Reproduce every entry in the listing without alteration.

- - - -

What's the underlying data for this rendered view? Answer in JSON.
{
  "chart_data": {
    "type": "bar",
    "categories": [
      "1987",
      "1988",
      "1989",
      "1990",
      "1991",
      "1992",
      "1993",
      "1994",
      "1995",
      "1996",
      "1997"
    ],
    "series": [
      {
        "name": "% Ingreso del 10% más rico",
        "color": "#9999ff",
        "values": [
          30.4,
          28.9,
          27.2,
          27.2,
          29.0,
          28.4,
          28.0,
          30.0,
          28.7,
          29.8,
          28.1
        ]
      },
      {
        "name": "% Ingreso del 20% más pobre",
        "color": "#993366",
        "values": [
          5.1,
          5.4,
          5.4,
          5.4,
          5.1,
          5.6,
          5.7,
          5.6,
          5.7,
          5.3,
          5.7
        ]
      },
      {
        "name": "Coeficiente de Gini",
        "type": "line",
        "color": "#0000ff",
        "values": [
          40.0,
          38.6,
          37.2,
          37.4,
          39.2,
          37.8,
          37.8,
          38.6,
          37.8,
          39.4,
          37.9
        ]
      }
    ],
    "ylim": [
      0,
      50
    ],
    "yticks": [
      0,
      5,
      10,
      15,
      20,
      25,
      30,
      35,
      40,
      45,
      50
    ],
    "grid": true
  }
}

- - - -

▶ Reply:
What's the underlying data for this rendered view? Answer in JSON.
{
  "chart_data": {
    "type": "bar",
    "categories": [
      "1987",
      "1988",
      "1989",
      "1990",
      "1991",
      "1992",
      "1993",
      "1994",
      "1995",
      "1996",
      "1997"
    ],
    "series": [
      {
        "name": "% Ingreso del 10% más rico",
        "color": "#9999ff",
        "values": [
          30.4,
          28.9,
          27.2,
          27.2,
          29.0,
          28.4,
          28.0,
          30.0,
          28.7,
          29.8,
          28.1
        ]
      },
      {
        "name": "% Ingreso del 20% más pobre",
        "color": "#993366",
        "values": [
          5.1,
          5.4,
          5.4,
          5.4,
          5.1,
          5.6,
          5.7,
          5.6,
          5.7,
          5.3,
          5.7
        ]
      },
      {
        "name": "Coeficiente de Gini",
        "type": "line",
        "color": "#0000ff",
        "values": [
          40.0,
          38.6,
          37.2,
          37.4,
          39.2,
          37.8,
          37.8,
          38.6,
          37.8,
          39.4,
          37.9
        ]
      }
    ],
    "ylim": [
      0,
      50
    ],
    "yticks": [
      0,
      5,
      10,
      15,
      20,
      25,
      30,
      35,
      40,
      45,
      50
    ],
    "grid": true
  }
}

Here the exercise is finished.